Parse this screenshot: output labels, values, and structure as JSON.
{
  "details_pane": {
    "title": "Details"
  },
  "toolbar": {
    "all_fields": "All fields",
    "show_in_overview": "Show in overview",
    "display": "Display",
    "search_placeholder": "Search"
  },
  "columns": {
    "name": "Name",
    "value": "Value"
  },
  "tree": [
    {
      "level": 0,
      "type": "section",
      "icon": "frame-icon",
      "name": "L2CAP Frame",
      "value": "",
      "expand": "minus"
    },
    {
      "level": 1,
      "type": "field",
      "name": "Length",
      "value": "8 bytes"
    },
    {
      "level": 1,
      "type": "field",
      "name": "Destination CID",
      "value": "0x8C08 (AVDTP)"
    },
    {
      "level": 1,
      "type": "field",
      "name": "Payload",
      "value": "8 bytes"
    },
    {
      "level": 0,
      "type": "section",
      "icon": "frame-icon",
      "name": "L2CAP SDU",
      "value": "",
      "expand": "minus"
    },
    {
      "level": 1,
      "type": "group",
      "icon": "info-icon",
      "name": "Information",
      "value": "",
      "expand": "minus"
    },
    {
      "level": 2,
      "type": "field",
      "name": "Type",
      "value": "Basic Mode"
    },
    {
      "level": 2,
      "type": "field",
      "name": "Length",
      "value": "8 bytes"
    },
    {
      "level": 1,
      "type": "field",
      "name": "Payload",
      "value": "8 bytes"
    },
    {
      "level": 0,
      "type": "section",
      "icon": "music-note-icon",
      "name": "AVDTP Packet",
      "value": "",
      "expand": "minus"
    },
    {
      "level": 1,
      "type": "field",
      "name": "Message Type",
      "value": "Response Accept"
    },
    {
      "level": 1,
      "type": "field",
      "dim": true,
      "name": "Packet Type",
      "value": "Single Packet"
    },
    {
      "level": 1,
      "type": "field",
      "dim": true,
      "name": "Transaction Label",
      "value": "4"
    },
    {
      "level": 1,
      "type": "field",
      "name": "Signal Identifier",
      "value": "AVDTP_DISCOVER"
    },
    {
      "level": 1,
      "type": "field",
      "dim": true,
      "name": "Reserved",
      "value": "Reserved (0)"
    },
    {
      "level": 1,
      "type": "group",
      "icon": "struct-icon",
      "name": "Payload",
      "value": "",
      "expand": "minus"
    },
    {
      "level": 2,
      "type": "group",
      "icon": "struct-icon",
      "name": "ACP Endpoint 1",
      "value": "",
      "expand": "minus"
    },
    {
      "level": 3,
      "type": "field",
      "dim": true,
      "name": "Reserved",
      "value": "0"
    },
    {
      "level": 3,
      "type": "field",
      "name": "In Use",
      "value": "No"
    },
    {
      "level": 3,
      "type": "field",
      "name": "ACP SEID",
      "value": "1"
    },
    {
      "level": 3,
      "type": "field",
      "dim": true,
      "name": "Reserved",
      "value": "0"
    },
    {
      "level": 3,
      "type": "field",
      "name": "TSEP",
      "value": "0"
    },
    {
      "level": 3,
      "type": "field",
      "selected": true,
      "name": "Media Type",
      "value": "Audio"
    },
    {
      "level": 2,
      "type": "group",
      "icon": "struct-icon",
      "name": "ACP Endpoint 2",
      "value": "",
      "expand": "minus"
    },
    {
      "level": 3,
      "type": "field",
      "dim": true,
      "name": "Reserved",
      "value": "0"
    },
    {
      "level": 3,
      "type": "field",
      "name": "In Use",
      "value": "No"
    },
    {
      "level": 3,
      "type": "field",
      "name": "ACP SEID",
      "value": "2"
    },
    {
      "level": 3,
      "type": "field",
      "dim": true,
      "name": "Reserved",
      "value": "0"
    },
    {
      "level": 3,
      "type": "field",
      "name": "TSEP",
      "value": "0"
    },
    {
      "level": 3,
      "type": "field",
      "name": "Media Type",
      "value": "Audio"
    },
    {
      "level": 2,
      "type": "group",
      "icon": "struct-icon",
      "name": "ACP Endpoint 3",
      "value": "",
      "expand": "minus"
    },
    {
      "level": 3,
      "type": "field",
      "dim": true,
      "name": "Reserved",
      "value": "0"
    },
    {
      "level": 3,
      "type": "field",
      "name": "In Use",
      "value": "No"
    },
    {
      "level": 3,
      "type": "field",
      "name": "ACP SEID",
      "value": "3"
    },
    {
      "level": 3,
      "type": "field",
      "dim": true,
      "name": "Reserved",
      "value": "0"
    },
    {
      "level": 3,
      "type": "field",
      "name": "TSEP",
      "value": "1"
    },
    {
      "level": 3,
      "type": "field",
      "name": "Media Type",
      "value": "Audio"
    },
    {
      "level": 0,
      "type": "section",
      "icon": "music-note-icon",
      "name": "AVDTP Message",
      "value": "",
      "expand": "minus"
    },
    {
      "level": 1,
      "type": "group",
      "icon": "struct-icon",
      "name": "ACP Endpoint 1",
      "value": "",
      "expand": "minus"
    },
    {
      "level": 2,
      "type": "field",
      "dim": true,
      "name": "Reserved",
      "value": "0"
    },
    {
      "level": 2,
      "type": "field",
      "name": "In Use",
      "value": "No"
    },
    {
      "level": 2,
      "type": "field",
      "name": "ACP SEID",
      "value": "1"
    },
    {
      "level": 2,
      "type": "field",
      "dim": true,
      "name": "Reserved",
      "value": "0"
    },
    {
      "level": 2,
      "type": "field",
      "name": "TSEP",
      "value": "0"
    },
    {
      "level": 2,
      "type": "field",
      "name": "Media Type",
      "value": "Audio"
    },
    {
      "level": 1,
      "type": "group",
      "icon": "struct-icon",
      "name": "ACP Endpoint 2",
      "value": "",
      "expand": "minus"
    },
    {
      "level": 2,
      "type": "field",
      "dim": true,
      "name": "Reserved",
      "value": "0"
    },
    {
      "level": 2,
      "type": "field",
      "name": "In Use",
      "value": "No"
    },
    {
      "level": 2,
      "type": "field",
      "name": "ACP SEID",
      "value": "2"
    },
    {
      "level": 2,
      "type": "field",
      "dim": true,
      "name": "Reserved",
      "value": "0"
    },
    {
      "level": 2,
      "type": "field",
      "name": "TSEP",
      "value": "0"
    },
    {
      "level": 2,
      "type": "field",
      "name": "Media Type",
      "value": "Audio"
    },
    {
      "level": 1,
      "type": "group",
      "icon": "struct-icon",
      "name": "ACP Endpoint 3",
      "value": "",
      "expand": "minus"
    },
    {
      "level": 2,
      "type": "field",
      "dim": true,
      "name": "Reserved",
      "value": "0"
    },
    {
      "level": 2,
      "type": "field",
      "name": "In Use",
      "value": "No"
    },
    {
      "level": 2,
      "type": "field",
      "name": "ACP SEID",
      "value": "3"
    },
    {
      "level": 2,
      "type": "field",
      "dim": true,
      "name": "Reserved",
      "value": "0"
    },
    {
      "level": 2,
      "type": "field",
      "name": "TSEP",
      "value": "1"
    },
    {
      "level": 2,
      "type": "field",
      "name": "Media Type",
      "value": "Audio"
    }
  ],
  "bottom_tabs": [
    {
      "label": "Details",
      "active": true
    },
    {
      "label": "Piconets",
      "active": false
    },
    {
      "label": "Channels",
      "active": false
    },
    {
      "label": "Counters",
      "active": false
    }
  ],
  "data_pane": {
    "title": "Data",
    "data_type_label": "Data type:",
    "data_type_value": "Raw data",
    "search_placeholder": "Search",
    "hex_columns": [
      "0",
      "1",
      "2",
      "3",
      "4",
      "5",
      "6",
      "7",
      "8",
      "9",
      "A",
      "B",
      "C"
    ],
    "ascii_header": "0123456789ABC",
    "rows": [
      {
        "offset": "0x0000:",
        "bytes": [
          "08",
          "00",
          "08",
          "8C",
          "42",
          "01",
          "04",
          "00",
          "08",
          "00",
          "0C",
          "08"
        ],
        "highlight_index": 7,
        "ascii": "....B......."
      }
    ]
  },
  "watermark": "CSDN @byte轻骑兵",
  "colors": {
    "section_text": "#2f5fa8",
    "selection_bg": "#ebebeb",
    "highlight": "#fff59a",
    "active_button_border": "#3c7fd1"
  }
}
···
* TASK TO CARRY OUT *
Copy each line of the data that contains the word "Packet".

* OUTPUT *
      "name": "AVDTP Packet",
      "name": "Packet Type",
      "value": "Single Packet"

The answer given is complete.